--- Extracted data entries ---
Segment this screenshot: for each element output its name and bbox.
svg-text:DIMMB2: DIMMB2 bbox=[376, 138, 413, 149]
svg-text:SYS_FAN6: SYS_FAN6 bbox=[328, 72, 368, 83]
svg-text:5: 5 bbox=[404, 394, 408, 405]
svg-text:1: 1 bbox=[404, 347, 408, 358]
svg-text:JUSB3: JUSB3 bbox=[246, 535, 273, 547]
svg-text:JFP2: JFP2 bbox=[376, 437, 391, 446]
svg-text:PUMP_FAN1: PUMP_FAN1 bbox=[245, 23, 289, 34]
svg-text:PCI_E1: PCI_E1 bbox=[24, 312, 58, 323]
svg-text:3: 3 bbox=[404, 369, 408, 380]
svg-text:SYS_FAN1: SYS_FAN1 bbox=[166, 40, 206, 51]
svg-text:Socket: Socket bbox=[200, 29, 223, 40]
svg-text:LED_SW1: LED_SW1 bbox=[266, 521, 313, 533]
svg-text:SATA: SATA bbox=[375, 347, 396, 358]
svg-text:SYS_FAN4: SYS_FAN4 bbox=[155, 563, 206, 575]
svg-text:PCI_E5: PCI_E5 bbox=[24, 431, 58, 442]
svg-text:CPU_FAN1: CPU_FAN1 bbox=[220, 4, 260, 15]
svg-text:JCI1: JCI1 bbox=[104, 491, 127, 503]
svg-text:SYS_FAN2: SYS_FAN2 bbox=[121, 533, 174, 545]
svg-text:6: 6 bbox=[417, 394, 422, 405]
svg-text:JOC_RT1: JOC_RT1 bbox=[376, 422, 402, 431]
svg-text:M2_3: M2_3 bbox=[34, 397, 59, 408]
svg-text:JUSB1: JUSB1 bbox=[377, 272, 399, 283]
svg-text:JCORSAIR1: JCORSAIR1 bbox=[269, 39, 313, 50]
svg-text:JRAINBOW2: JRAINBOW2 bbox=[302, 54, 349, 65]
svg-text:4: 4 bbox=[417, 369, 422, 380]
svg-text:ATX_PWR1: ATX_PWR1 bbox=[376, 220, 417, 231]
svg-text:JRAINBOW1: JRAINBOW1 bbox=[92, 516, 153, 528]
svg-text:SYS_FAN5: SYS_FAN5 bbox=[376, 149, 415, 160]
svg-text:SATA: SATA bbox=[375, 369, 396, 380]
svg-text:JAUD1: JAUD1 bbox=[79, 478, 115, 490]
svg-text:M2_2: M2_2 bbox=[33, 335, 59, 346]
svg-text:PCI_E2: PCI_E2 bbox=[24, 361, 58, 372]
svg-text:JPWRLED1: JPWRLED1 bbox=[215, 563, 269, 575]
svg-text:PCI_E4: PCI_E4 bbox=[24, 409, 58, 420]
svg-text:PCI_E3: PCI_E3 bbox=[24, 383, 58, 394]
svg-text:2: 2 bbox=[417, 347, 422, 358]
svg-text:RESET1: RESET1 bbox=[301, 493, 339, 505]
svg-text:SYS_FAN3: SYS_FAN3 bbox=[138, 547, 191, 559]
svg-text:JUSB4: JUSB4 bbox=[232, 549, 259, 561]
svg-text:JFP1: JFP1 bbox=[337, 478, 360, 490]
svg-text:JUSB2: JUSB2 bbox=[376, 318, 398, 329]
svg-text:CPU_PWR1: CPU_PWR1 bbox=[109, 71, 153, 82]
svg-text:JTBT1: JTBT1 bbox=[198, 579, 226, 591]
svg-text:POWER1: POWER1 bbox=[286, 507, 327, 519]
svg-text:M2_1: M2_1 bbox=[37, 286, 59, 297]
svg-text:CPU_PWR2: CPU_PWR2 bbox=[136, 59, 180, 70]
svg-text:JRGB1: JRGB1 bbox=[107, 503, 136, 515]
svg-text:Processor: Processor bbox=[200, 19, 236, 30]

--- TO BE DONE ---
Please copy the records above, from the start of the records through the line containing "svg-text:JAUD1: JAUD1 bbox=[79, 478, 115, 490]", with nothing changed.

--- ANSWER TO THE EXERCISE ---
Segment this screenshot: for each element output its name and bbox.
svg-text:DIMMB2: DIMMB2 bbox=[376, 138, 413, 149]
svg-text:SYS_FAN6: SYS_FAN6 bbox=[328, 72, 368, 83]
svg-text:5: 5 bbox=[404, 394, 408, 405]
svg-text:1: 1 bbox=[404, 347, 408, 358]
svg-text:JUSB3: JUSB3 bbox=[246, 535, 273, 547]
svg-text:JFP2: JFP2 bbox=[376, 437, 391, 446]
svg-text:PUMP_FAN1: PUMP_FAN1 bbox=[245, 23, 289, 34]
svg-text:PCI_E1: PCI_E1 bbox=[24, 312, 58, 323]
svg-text:3: 3 bbox=[404, 369, 408, 380]
svg-text:SYS_FAN1: SYS_FAN1 bbox=[166, 40, 206, 51]
svg-text:Socket: Socket bbox=[200, 29, 223, 40]
svg-text:LED_SW1: LED_SW1 bbox=[266, 521, 313, 533]
svg-text:SATA: SATA bbox=[375, 347, 396, 358]
svg-text:SYS_FAN4: SYS_FAN4 bbox=[155, 563, 206, 575]
svg-text:PCI_E5: PCI_E5 bbox=[24, 431, 58, 442]
svg-text:CPU_FAN1: CPU_FAN1 bbox=[220, 4, 260, 15]
svg-text:JCI1: JCI1 bbox=[104, 491, 127, 503]
svg-text:SYS_FAN2: SYS_FAN2 bbox=[121, 533, 174, 545]
svg-text:6: 6 bbox=[417, 394, 422, 405]
svg-text:JOC_RT1: JOC_RT1 bbox=[376, 422, 402, 431]
svg-text:M2_3: M2_3 bbox=[34, 397, 59, 408]
svg-text:JUSB1: JUSB1 bbox=[377, 272, 399, 283]
svg-text:JCORSAIR1: JCORSAIR1 bbox=[269, 39, 313, 50]
svg-text:JRAINBOW2: JRAINBOW2 bbox=[302, 54, 349, 65]
svg-text:4: 4 bbox=[417, 369, 422, 380]
svg-text:ATX_PWR1: ATX_PWR1 bbox=[376, 220, 417, 231]
svg-text:JRAINBOW1: JRAINBOW1 bbox=[92, 516, 153, 528]
svg-text:SYS_FAN5: SYS_FAN5 bbox=[376, 149, 415, 160]
svg-text:SATA: SATA bbox=[375, 369, 396, 380]
svg-text:JAUD1: JAUD1 bbox=[79, 478, 115, 490]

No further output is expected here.